- EXERCISE DESCRIPTION -
Would you set down every entry shown below, precisely as written?

- DATA IN THIS EXERCISE -
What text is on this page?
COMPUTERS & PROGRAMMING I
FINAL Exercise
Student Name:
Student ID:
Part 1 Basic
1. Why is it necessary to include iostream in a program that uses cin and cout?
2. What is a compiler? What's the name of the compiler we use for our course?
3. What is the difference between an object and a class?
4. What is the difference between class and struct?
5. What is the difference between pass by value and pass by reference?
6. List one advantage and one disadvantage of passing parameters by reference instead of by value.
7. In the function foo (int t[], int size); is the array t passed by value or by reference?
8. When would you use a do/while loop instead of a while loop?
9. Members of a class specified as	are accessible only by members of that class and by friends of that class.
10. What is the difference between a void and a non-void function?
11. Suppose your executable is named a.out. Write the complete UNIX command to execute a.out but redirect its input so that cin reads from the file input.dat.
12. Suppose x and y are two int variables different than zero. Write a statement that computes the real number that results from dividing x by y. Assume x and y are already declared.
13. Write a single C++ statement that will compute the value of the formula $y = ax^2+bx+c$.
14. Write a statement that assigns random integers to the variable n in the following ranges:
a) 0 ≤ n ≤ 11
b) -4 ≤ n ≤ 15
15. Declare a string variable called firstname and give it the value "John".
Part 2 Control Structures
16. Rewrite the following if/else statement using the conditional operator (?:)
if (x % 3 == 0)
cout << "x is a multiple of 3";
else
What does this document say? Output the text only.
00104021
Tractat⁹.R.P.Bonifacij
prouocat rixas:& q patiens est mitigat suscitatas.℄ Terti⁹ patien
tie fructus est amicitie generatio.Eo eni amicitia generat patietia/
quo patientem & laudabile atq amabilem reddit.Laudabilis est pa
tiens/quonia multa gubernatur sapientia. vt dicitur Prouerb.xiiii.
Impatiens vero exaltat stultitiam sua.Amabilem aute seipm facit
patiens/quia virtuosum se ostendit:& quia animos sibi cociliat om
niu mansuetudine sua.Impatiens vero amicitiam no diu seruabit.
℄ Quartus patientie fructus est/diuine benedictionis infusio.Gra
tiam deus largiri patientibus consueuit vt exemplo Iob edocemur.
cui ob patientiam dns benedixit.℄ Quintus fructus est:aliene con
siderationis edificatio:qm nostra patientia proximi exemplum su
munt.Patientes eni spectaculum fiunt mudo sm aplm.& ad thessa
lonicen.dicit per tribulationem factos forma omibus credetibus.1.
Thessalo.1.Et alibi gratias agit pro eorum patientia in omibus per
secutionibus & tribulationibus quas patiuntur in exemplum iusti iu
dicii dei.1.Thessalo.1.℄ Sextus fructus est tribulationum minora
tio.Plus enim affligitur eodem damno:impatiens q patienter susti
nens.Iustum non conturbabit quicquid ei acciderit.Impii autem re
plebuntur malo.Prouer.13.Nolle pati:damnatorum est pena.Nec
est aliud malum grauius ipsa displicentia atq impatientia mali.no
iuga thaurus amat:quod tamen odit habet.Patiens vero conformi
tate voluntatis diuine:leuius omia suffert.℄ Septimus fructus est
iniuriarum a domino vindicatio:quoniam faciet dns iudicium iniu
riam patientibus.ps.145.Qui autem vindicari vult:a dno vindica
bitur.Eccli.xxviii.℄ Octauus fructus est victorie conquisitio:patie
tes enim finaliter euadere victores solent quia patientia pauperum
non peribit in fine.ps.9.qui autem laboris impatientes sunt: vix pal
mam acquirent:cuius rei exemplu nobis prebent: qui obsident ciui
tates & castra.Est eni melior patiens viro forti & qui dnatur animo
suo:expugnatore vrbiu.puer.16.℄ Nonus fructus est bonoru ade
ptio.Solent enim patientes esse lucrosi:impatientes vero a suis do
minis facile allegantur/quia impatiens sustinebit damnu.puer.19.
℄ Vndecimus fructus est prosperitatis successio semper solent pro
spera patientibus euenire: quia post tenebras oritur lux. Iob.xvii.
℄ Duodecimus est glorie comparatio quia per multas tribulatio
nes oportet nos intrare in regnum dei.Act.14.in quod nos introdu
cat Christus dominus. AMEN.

- WORKED SOLUTION -
What text is on this page?
COMPUTERS & PROGRAMMING I
FINAL Exercise
Student Name:
Student ID:
Part 1 Basic
1. Why is it necessary to include iostream in a program that uses cin and cout?
2. What is a compiler? What's the name of the compiler we use for our course?
3. What is the difference between an object and a class?
4. What is the difference between class and struct?
5. What is the difference between pass by value and pass by reference?
6. List one advantage and one disadvantage of passing parameters by reference instead of by value.
7. In the function foo (int t[], int size); is the array t passed by value or by reference?
8. When would you use a do/while loop instead of a while loop?
9. Members of a class specified as	are accessible only by members of that class and by friends of that class.
10. What is the difference between a void and a non-void function?
11. Suppose your executable is named a.out. Write the complete UNIX command to execute a.out but redirect its input so that cin reads from the file input.dat.
12. Suppose x and y are two int variables different than zero. Write a statement that computes the real number that results from dividing x by y. Assume x and y are already declared.
13. Write a single C++ statement that will compute the value of the formula $y = ax^2+bx+c$.
14. Write a statement that assigns random integers to the variable n in the following ranges:
a) 0 ≤ n ≤ 11
b) -4 ≤ n ≤ 15
15. Declare a string variable called firstname and give it the value "John".
Part 2 Control Structures
16. Rewrite the following if/else statement using the conditional operator (?:)
if (x % 3 == 0)
cout << "x is a multiple of 3";
else
What does this document say? Output the text only.
00104021
Tractat⁹.R.P.Bonifacij
prouocat rixas:& q patiens est mitigat suscitatas.℄ Terti⁹ patien
tie fructus est amicitie generatio.Eo eni amicitia generat patietia/
quo patientem & laudabile atq amabilem reddit.Laudabilis est pa
tiens/quonia multa gubernatur sapientia. vt dicitur Prouerb.xiiii.
Impatiens vero exaltat stultitiam sua.Amabilem aute seipm facit
patiens/quia virtuosum se ostendit:& quia animos sibi cociliat om
niu mansuetudine sua.Impatiens vero amicitiam no diu seruabit.
℄ Quartus patientie fructus est/diuine benedictionis infusio.Gra
tiam deus largiri patientibus consueuit vt exemplo Iob edocemur.
cui ob patientiam dns benedixit.℄ Quintus fructus est:aliene con
siderationis edificatio:qm nostra patientia proximi exemplum su
munt.Patientes eni spectaculum fiunt mudo sm aplm.& ad thessa
lonicen.dicit per tribulationem factos forma omibus credetibus.1.
Thessalo.1.Et alibi gratias agit pro eorum patientia in omibus per
secutionibus & tribulationibus quas patiuntur in exemplum iusti iu
dicii dei.1.Thessalo.1.℄ Sextus fructus est tribulationum minora
tio.Plus enim affligitur eodem damno:impatiens q patienter susti
nens.Iustum non conturbabit quicquid ei acciderit.Impii autem re
plebuntur malo.Prouer.13.Nolle pati:damnatorum est pena.Nec
est aliud malum grauius ipsa displicentia atq impatientia mali.no
iuga thaurus amat:quod tamen odit habet.Patiens vero conformi
tate voluntatis diuine:leuius omia suffert.℄ Septimus fructus est
iniuriarum a domino vindicatio:quoniam faciet dns iudicium iniu
riam patientibus.ps.145.Qui autem vindicari vult:a dno vindica
bitur.Eccli.xxviii.℄ Octauus fructus est victorie conquisitio:patie
tes enim finaliter euadere victores solent quia patientia pauperum
non peribit in fine.ps.9.qui autem laboris impatientes sunt: vix pal
mam acquirent:cuius rei exemplu nobis prebent: qui obsident ciui
tates & castra.Est eni melior patiens viro forti & qui dnatur animo
suo:expugnatore vrbiu.puer.16.℄ Nonus fructus est bonoru ade
ptio.Solent enim patientes esse lucrosi:impatientes vero a suis do
minis facile allegantur/quia impatiens sustinebit damnu.puer.19.
℄ Vndecimus fructus est prosperitatis successio semper solent pro
spera patientibus euenire: quia post tenebras oritur lux. Iob.xvii.
℄ Duodecimus est glorie comparatio quia per multas tribulatio
nes oportet nos intrare in regnum dei.Act.14.in quod nos introdu
cat Christus dominus. AMEN.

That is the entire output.